What you are asked to do = Pull out every line of the items below and write each one down unchanged, in its original order.
=====
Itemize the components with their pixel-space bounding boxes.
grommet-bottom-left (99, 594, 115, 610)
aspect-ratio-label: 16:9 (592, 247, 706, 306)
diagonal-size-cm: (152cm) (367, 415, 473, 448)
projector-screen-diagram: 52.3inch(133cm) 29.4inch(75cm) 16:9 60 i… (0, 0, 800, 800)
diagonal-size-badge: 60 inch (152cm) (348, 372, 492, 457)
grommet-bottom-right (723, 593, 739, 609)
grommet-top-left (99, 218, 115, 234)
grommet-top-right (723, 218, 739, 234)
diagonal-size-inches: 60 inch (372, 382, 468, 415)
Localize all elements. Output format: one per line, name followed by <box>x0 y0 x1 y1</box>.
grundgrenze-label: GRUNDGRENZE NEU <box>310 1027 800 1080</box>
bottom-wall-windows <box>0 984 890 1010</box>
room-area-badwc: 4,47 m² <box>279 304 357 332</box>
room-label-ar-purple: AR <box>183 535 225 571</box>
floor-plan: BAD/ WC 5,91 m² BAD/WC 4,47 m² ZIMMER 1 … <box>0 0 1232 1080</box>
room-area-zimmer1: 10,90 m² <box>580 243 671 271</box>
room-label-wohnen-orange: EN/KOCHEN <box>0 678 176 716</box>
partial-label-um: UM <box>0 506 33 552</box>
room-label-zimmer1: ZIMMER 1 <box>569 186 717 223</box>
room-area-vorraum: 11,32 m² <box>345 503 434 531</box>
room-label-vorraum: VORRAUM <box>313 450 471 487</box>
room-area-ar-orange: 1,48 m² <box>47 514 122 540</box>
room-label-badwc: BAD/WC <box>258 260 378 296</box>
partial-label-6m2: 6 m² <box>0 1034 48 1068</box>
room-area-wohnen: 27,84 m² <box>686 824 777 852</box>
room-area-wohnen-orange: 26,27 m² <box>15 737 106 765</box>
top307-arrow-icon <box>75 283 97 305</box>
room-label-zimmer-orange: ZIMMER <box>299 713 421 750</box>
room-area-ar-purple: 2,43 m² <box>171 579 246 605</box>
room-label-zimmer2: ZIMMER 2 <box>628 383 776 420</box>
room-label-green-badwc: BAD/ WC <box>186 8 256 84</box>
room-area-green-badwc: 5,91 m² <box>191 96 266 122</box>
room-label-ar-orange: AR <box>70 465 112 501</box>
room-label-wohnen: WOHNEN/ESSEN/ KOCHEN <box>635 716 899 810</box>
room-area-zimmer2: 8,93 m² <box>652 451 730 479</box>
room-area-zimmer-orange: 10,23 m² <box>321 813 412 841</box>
=====
The output =
Itemize the components with their pixel-space bounding boxes.
grommet-bottom-left (99, 594, 115, 610)
aspect-ratio-label: 16:9 (592, 247, 706, 306)
diagonal-size-cm: (152cm) (367, 415, 473, 448)
projector-screen-diagram: 52.3inch(133cm) 29.4inch(75cm) 16:9 60 i… (0, 0, 800, 800)
diagonal-size-badge: 60 inch (152cm) (348, 372, 492, 457)
grommet-bottom-right (723, 593, 739, 609)
grommet-top-left (99, 218, 115, 234)
grommet-top-right (723, 218, 739, 234)
diagonal-size-inches: 60 inch (372, 382, 468, 415)
Localize all elements. Output format: one per line, name followed by <box>x0 y0 x1 y1</box>.
grundgrenze-label: GRUNDGRENZE NEU <box>310 1027 800 1080</box>
bottom-wall-windows <box>0 984 890 1010</box>
room-area-badwc: 4,47 m² <box>279 304 357 332</box>
room-label-ar-purple: AR <box>183 535 225 571</box>
floor-plan: BAD/ WC 5,91 m² BAD/WC 4,47 m² ZIMMER 1 … <box>0 0 1232 1080</box>
room-area-zimmer1: 10,90 m² <box>580 243 671 271</box>
room-label-wohnen-orange: EN/KOCHEN <box>0 678 176 716</box>
partial-label-um: UM <box>0 506 33 552</box>
room-label-zimmer1: ZIMMER 1 <box>569 186 717 223</box>
room-area-vorraum: 11,32 m² <box>345 503 434 531</box>
room-label-vorraum: VORRAUM <box>313 450 471 487</box>
room-area-ar-orange: 1,48 m² <box>47 514 122 540</box>
room-label-badwc: BAD/WC <box>258 260 378 296</box>
partial-label-6m2: 6 m² <box>0 1034 48 1068</box>
room-area-wohnen: 27,84 m² <box>686 824 777 852</box>
room-area-wohnen-orange: 26,27 m² <box>15 737 106 765</box>
top307-arrow-icon <box>75 283 97 305</box>
room-label-zimmer-orange: ZIMMER <box>299 713 421 750</box>
room-area-ar-purple: 2,43 m² <box>171 579 246 605</box>
room-label-zimmer2: ZIMMER 2 <box>628 383 776 420</box>
room-label-green-badwc: BAD/ WC <box>186 8 256 84</box>
room-area-green-badwc: 5,91 m² <box>191 96 266 122</box>
room-label-ar-orange: AR <box>70 465 112 501</box>
room-label-wohnen: WOHNEN/ESSEN/ KOCHEN <box>635 716 899 810</box>
room-area-zimmer2: 8,93 m² <box>652 451 730 479</box>
room-area-zimmer-orange: 10,23 m² <box>321 813 412 841</box>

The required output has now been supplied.